* GOAL OF THE EXERCISE *
Extract the full listing verbatim and drop any pictures from your copy.

[begin EXTRACTED DATA]

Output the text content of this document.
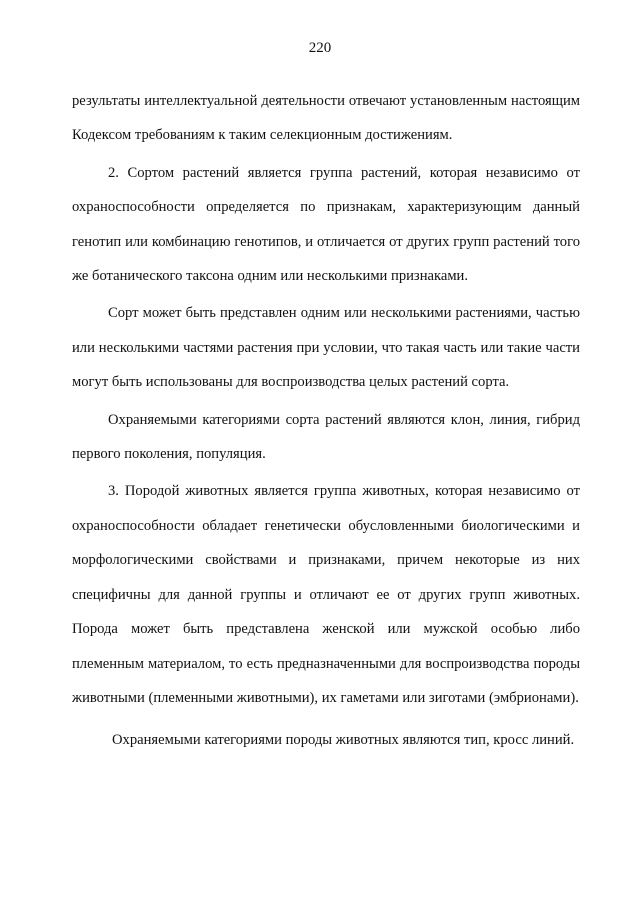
220

результаты интеллектуальной деятельности отвечают установленным настоящим Кодексом требованиям к таким селекционным достижениям.

2. Сортом растений является группа растений, которая независимо от охраноспособности определяется по признакам, характеризующим данный генотип или комбинацию генотипов, и отличается от других групп растений того же ботанического таксона одним или несколькими признаками.

Сорт может быть представлен одним или несколькими растениями, частью или несколькими частями растения при условии, что такая часть или такие части могут быть использованы для воспроизводства целых растений сорта.

Охраняемыми категориями сорта растений являются клон, линия, гибрид первого поколения, популяция.

3. Породой животных является группа животных, которая независимо от охраноспособности обладает генетически обусловленными биологическими и морфологическими свойствами и признаками, причем некоторые из них специфичны для данной группы и отличают ее от других групп животных. Порода может быть представлена женской или мужской особью либо племенным материалом, то есть предназначенными для воспроизводства породы животными (племенными животными), их гаметами или зиготами (эмбрионами).

Охраняемыми категориями породы животных являются тип, кросс линий.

[end EXTRACTED DATA]

* COMPLETE OUTPUT *
Output the text content of this document.
220

результаты интеллектуальной деятельности отвечают установленным настоящим Кодексом требованиям к таким селекционным достижениям.

2. Сортом растений является группа растений, которая независимо от охраноспособности определяется по признакам, характеризующим данный генотип или комбинацию генотипов, и отличается от других групп растений того же ботанического таксона одним или несколькими признаками.

Сорт может быть представлен одним или несколькими растениями, частью или несколькими частями растения при условии, что такая часть или такие части могут быть использованы для воспроизводства целых растений сорта.

Охраняемыми категориями сорта растений являются клон, линия, гибрид первого поколения, популяция.

3. Породой животных является группа животных, которая независимо от охраноспособности обладает генетически обусловленными биологическими и морфологическими свойствами и признаками, причем некоторые из них специфичны для данной группы и отличают ее от других групп животных. Порода может быть представлена женской или мужской особью либо племенным материалом, то есть предназначенными для воспроизводства породы животными (племенными животными), их гаметами или зиготами (эмбрионами).

Охраняемыми категориями породы животных являются тип, кросс линий.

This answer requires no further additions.